* Problem statement *
Each line below must be set down exactly; omit any image you find.

* Material for this task *
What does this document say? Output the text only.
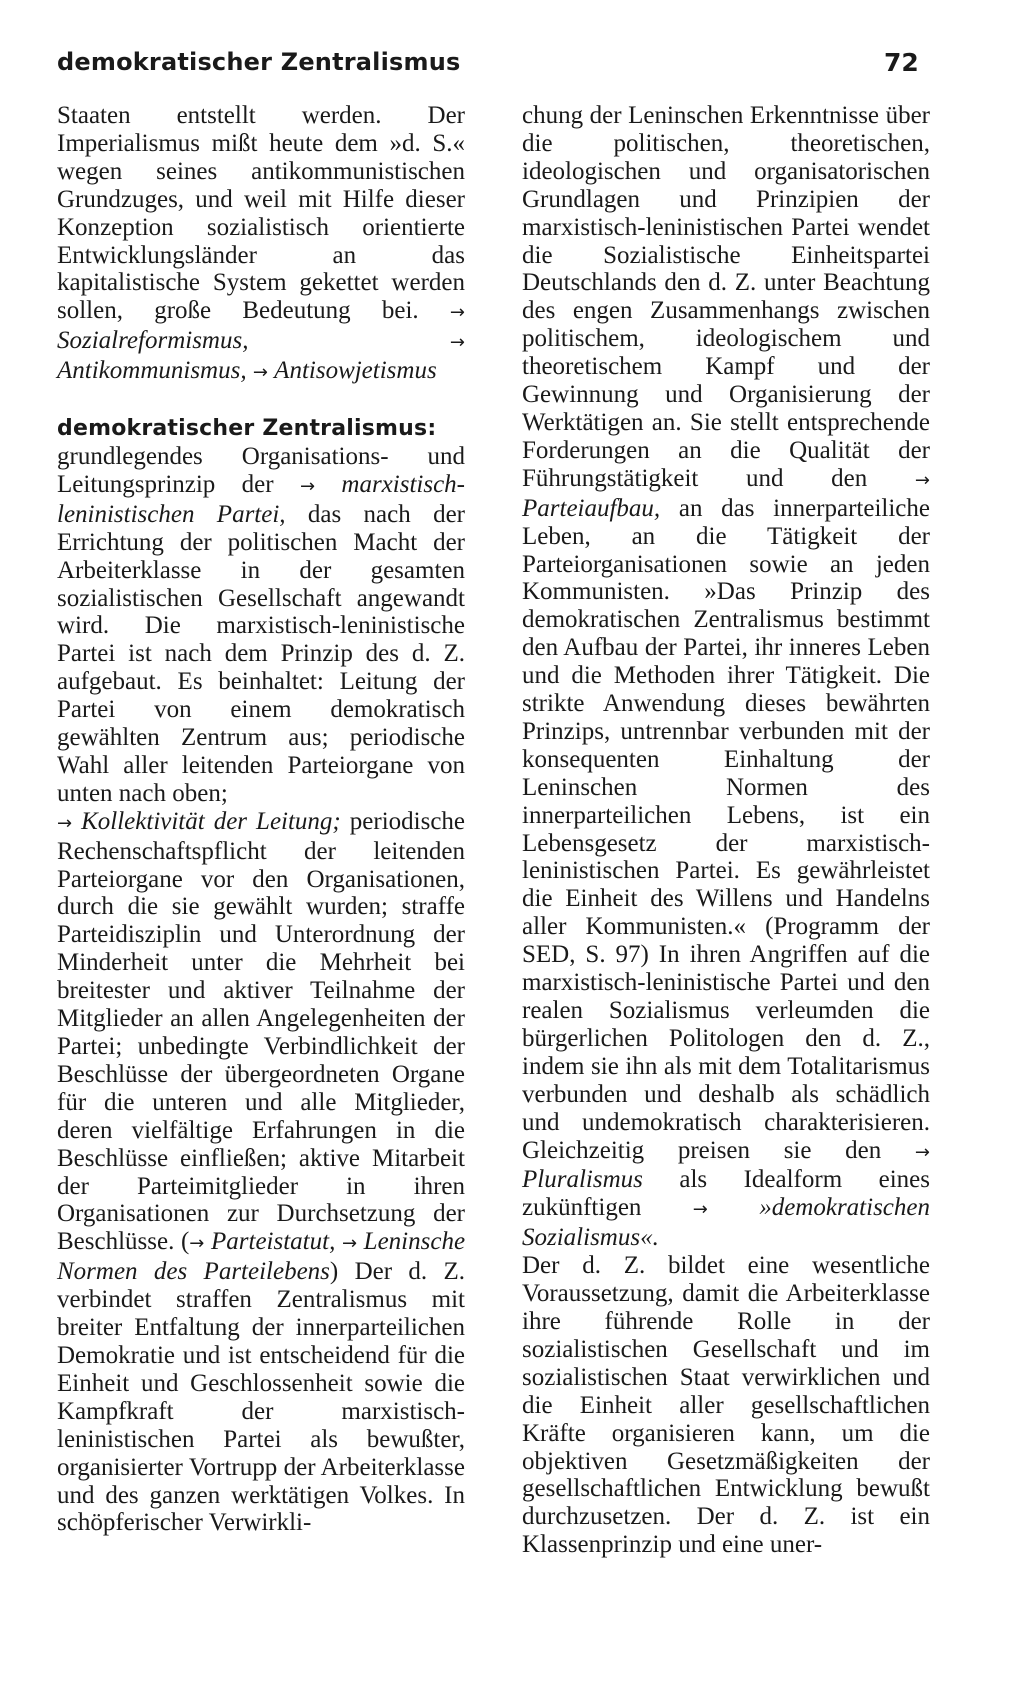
demokratischer Zentralismus	72

Staaten entstellt werden. Der Imperialismus mißt heute dem »d. S.« wegen seines antikommunistischen Grundzuges, und weil mit Hilfe dieser Konzeption sozialistisch orientierte Entwicklungsländer an das kapitalistische System gekettet werden sollen, große Bedeutung bei. → Sozialreformismus,	→ Antikommunismus, → Antisowjetismus

demokratischer Zentralismus:
grundlegendes Organisations- und Leitungsprinzip der → marxistisch-leninistischen Partei, das nach der Errichtung der politischen Macht der Arbeiterklasse in der gesamten sozialistischen Gesellschaft angewandt wird. Die marxistisch-leninistische Partei ist nach dem Prinzip des d. Z. aufgebaut. Es beinhaltet: Leitung der Partei von einem demokratisch gewählten Zentrum aus; periodische Wahl aller leitenden Parteiorgane von unten nach oben;
→ Kollektivität der Leitung; periodische Rechenschaftspflicht der leitenden Parteiorgane vor den Organisationen, durch die sie gewählt wurden; straffe Parteidisziplin und Unterordnung der Minderheit unter die Mehrheit bei breitester und aktiver Teilnahme der Mitglieder an allen Angelegenheiten der Partei; unbedingte Verbindlichkeit der Beschlüsse der übergeordneten Organe für die unteren und alle Mitglieder, deren vielfältige Erfahrungen in die Beschlüsse einfließen; aktive Mitarbeit der Parteimitglieder in ihren Organisationen zur Durchsetzung der Beschlüsse. (→ Parteistatut, → Leninsche Normen des Parteilebens) Der d. Z. verbindet straffen Zentralismus mit breiter Entfaltung der innerparteilichen Demokratie und ist entscheidend für die Einheit und Geschlossenheit sowie die Kampfkraft der marxistisch-leninistischen Partei als bewußter, organisierter Vortrupp der Arbeiterklasse und des ganzen werktätigen Volkes. In schöpferischer Verwirkli-

chung der Leninschen Erkenntnisse über die politischen, theoretischen, ideologischen und organisatorischen Grundlagen und Prinzipien der marxistisch-leninistischen Partei wendet die Sozialistische Einheitspartei Deutschlands den d. Z. unter Beachtung des engen Zusammenhangs zwischen politischem, ideologischem und theoretischem Kampf und der Gewinnung und Organisierung der Werktätigen an. Sie stellt entsprechende Forderungen an die Qualität der Führungstätigkeit und den	→ Parteiaufbau, an das innerparteiliche Leben, an die Tätigkeit der Parteiorganisationen sowie an jeden Kommunisten. »Das Prinzip des demokratischen Zentralismus bestimmt den Aufbau der Partei, ihr inneres Leben und die Methoden ihrer Tätigkeit. Die strikte Anwendung dieses bewährten Prinzips, untrennbar verbunden mit der konsequenten Einhaltung der Leninschen Normen des innerparteilichen Lebens, ist ein Lebensgesetz der marxistisch-leninistischen Partei. Es gewährleistet die Einheit des Willens und Handelns aller Kommunisten.« (Programm der SED, S. 97) In ihren Angriffen auf die marxistisch-leninistische Partei und den realen Sozialismus verleumden die bürgerlichen Politologen den d. Z., indem sie ihn als mit dem Totalitarismus verbunden und deshalb als schädlich und undemokratisch charakterisieren. Gleichzeitig preisen sie den → Pluralismus als Idealform eines zukünftigen	→ »demokratischen Sozialismus«.
Der d. Z. bildet eine wesentliche Voraussetzung, damit die Arbeiterklasse ihre führende Rolle in der sozialistischen Gesellschaft und im sozialistischen Staat verwirklichen und die Einheit aller gesellschaftlichen Kräfte organisieren kann, um die objektiven Gesetzmäßigkeiten der gesellschaftlichen Entwicklung bewußt durchzusetzen. Der d. Z. ist ein Klassenprinzip und eine uner-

* The response *
What does this document say? Output the text only.
demokratischer Zentralismus	72

Staaten entstellt werden. Der Imperialismus mißt heute dem »d. S.« wegen seines antikommunistischen Grundzuges, und weil mit Hilfe dieser Konzeption sozialistisch orientierte Entwicklungsländer an das kapitalistische System gekettet werden sollen, große Bedeutung bei. → Sozialreformismus,	→ Antikommunismus, → Antisowjetismus

demokratischer Zentralismus:
grundlegendes Organisations- und Leitungsprinzip der → marxistisch-leninistischen Partei, das nach der Errichtung der politischen Macht der Arbeiterklasse in der gesamten sozialistischen Gesellschaft angewandt wird. Die marxistisch-leninistische Partei ist nach dem Prinzip des d. Z. aufgebaut. Es beinhaltet: Leitung der Partei von einem demokratisch gewählten Zentrum aus; periodische Wahl aller leitenden Parteiorgane von unten nach oben;
→ Kollektivität der Leitung; periodische Rechenschaftspflicht der leitenden Parteiorgane vor den Organisationen, durch die sie gewählt wurden; straffe Parteidisziplin und Unterordnung der Minderheit unter die Mehrheit bei breitester und aktiver Teilnahme der Mitglieder an allen Angelegenheiten der Partei; unbedingte Verbindlichkeit der Beschlüsse der übergeordneten Organe für die unteren und alle Mitglieder, deren vielfältige Erfahrungen in die Beschlüsse einfließen; aktive Mitarbeit der Parteimitglieder in ihren Organisationen zur Durchsetzung der Beschlüsse. (→ Parteistatut, → Leninsche Normen des Parteilebens) Der d. Z. verbindet straffen Zentralismus mit breiter Entfaltung der innerparteilichen Demokratie und ist entscheidend für die Einheit und Geschlossenheit sowie die Kampfkraft der marxistisch-leninistischen Partei als bewußter, organisierter Vortrupp der Arbeiterklasse und des ganzen werktätigen Volkes. In schöpferischer Verwirkli-

chung der Leninschen Erkenntnisse über die politischen, theoretischen, ideologischen und organisatorischen Grundlagen und Prinzipien der marxistisch-leninistischen Partei wendet die Sozialistische Einheitspartei Deutschlands den d. Z. unter Beachtung des engen Zusammenhangs zwischen politischem, ideologischem und theoretischem Kampf und der Gewinnung und Organisierung der Werktätigen an. Sie stellt entsprechende Forderungen an die Qualität der Führungstätigkeit und den	→ Parteiaufbau, an das innerparteiliche Leben, an die Tätigkeit der Parteiorganisationen sowie an jeden Kommunisten. »Das Prinzip des demokratischen Zentralismus bestimmt den Aufbau der Partei, ihr inneres Leben und die Methoden ihrer Tätigkeit. Die strikte Anwendung dieses bewährten Prinzips, untrennbar verbunden mit der konsequenten Einhaltung der Leninschen Normen des innerparteilichen Lebens, ist ein Lebensgesetz der marxistisch-leninistischen Partei. Es gewährleistet die Einheit des Willens und Handelns aller Kommunisten.« (Programm der SED, S. 97) In ihren Angriffen auf die marxistisch-leninistische Partei und den realen Sozialismus verleumden die bürgerlichen Politologen den d. Z., indem sie ihn als mit dem Totalitarismus verbunden und deshalb als schädlich und undemokratisch charakterisieren. Gleichzeitig preisen sie den → Pluralismus als Idealform eines zukünftigen	→ »demokratischen Sozialismus«.
Der d. Z. bildet eine wesentliche Voraussetzung, damit die Arbeiterklasse ihre führende Rolle in der sozialistischen Gesellschaft und im sozialistischen Staat verwirklichen und die Einheit aller gesellschaftlichen Kräfte organisieren kann, um die objektiven Gesetzmäßigkeiten der gesellschaftlichen Entwicklung bewußt durchzusetzen. Der d. Z. ist ein Klassenprinzip und eine uner-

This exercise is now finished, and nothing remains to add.